THE EXERCISE:
Below is a block of records; repeat each one exactly.

Stored data entries:
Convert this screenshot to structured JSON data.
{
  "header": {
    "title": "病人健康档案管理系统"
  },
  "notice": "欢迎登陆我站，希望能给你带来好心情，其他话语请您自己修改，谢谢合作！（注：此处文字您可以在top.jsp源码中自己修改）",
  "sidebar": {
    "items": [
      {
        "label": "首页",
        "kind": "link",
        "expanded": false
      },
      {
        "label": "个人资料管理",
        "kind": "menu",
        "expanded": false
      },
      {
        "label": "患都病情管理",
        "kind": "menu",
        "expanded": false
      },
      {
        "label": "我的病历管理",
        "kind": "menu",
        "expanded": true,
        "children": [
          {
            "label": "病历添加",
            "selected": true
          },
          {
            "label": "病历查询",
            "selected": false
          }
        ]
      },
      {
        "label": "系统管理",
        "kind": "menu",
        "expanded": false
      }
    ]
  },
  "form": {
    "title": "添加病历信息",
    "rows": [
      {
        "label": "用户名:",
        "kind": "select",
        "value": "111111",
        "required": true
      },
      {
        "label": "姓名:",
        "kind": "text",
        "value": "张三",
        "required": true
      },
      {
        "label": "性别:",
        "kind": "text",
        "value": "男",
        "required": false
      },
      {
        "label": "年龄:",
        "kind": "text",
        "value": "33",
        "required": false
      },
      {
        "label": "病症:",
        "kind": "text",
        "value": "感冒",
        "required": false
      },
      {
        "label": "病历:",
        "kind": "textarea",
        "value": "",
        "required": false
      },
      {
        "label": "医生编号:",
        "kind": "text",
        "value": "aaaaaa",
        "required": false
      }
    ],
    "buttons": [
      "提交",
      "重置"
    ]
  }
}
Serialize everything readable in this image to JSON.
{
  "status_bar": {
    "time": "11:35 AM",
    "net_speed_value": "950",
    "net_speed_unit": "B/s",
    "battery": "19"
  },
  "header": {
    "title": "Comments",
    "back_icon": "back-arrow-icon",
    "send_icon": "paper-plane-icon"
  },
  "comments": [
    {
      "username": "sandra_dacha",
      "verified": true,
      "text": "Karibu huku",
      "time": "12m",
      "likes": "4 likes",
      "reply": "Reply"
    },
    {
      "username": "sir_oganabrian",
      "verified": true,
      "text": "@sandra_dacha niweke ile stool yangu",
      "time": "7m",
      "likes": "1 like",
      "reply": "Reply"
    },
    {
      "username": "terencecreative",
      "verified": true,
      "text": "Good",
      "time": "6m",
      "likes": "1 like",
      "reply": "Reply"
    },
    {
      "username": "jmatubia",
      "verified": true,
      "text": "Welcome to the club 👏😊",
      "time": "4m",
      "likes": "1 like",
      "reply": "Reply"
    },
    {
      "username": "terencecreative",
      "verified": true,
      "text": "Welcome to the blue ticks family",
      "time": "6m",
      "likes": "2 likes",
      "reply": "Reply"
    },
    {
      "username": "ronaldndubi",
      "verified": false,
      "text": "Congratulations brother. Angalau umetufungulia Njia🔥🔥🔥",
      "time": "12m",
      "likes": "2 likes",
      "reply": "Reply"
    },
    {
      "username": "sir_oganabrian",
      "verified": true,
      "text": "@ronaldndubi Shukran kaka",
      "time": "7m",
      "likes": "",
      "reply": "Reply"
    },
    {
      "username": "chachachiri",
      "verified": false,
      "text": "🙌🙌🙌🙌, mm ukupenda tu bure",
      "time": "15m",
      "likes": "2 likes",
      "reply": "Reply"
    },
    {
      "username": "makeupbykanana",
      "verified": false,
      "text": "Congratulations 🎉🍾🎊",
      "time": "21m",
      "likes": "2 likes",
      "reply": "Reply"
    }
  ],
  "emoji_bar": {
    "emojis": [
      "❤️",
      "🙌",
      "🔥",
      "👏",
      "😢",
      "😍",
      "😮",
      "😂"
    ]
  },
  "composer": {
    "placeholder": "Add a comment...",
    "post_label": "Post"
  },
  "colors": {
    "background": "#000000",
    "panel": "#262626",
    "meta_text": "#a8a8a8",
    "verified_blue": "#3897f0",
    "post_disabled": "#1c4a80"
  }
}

FULL OUTPUT:
Convert this screenshot to structured JSON data.
{
  "header": {
    "title": "病人健康档案管理系统"
  },
  "notice": "欢迎登陆我站，希望能给你带来好心情，其他话语请您自己修改，谢谢合作！（注：此处文字您可以在top.jsp源码中自己修改）",
  "sidebar": {
    "items": [
      {
        "label": "首页",
        "kind": "link",
        "expanded": false
      },
      {
        "label": "个人资料管理",
        "kind": "menu",
        "expanded": false
      },
      {
        "label": "患都病情管理",
        "kind": "menu",
        "expanded": false
      },
      {
        "label": "我的病历管理",
        "kind": "menu",
        "expanded": true,
        "children": [
          {
            "label": "病历添加",
            "selected": true
          },
          {
            "label": "病历查询",
            "selected": false
          }
        ]
      },
      {
        "label": "系统管理",
        "kind": "menu",
        "expanded": false
      }
    ]
  },
  "form": {
    "title": "添加病历信息",
    "rows": [
      {
        "label": "用户名:",
        "kind": "select",
        "value": "111111",
        "required": true
      },
      {
        "label": "姓名:",
        "kind": "text",
        "value": "张三",
        "required": true
      },
      {
        "label": "性别:",
        "kind": "text",
        "value": "男",
        "required": false
      },
      {
        "label": "年龄:",
        "kind": "text",
        "value": "33",
        "required": false
      },
      {
        "label": "病症:",
        "kind": "text",
        "value": "感冒",
        "required": false
      },
      {
        "label": "病历:",
        "kind": "textarea",
        "value": "",
        "required": false
      },
      {
        "label": "医生编号:",
        "kind": "text",
        "value": "aaaaaa",
        "required": false
      }
    ],
    "buttons": [
      "提交",
      "重置"
    ]
  }
}
Serialize everything readable in this image to JSON.
{
  "status_bar": {
    "time": "11:35 AM",
    "net_speed_value": "950",
    "net_speed_unit": "B/s",
    "battery": "19"
  },
  "header": {
    "title": "Comments",
    "back_icon": "back-arrow-icon",
    "send_icon": "paper-plane-icon"
  },
  "comments": [
    {
      "username": "sandra_dacha",
      "verified": true,
      "text": "Karibu huku",
      "time": "12m",
      "likes": "4 likes",
      "reply": "Reply"
    },
    {
      "username": "sir_oganabrian",
      "verified": true,
      "text": "@sandra_dacha niweke ile stool yangu",
      "time": "7m",
      "likes": "1 like",
      "reply": "Reply"
    },
    {
      "username": "terencecreative",
      "verified": true,
      "text": "Good",
      "time": "6m",
      "likes": "1 like",
      "reply": "Reply"
    },
    {
      "username": "jmatubia",
      "verified": true,
      "text": "Welcome to the club 👏😊",
      "time": "4m",
      "likes": "1 like",
      "reply": "Reply"
    },
    {
      "username": "terencecreative",
      "verified": true,
      "text": "Welcome to the blue ticks family",
      "time": "6m",
      "likes": "2 likes",
      "reply": "Reply"
    },
    {
      "username": "ronaldndubi",
      "verified": false,
      "text": "Congratulations brother. Angalau umetufungulia Njia🔥🔥🔥",
      "time": "12m",
      "likes": "2 likes",
      "reply": "Reply"
    },
    {
      "username": "sir_oganabrian",
      "verified": true,
      "text": "@ronaldndubi Shukran kaka",
      "time": "7m",
      "likes": "",
      "reply": "Reply"
    },
    {
      "username": "chachachiri",
      "verified": false,
      "text": "🙌🙌🙌🙌, mm ukupenda tu bure",
      "time": "15m",
      "likes": "2 likes",
      "reply": "Reply"
    },
    {
      "username": "makeupbykanana",
      "verified": false,
      "text": "Congratulations 🎉🍾🎊",
      "time": "21m",
      "likes": "2 likes",
      "reply": "Reply"
    }
  ],
  "emoji_bar": {
    "emojis": [
      "❤️",
      "🙌",
      "🔥",
      "👏",
      "😢",
      "😍",
      "😮",
      "😂"
    ]
  },
  "composer": {
    "placeholder": "Add a comment...",
    "post_label": "Post"
  },
  "colors": {
    "background": "#000000",
    "panel": "#262626",
    "meta_text": "#a8a8a8",
    "verified_blue": "#3897f0",
    "post_disabled": "#1c4a80"
  }
}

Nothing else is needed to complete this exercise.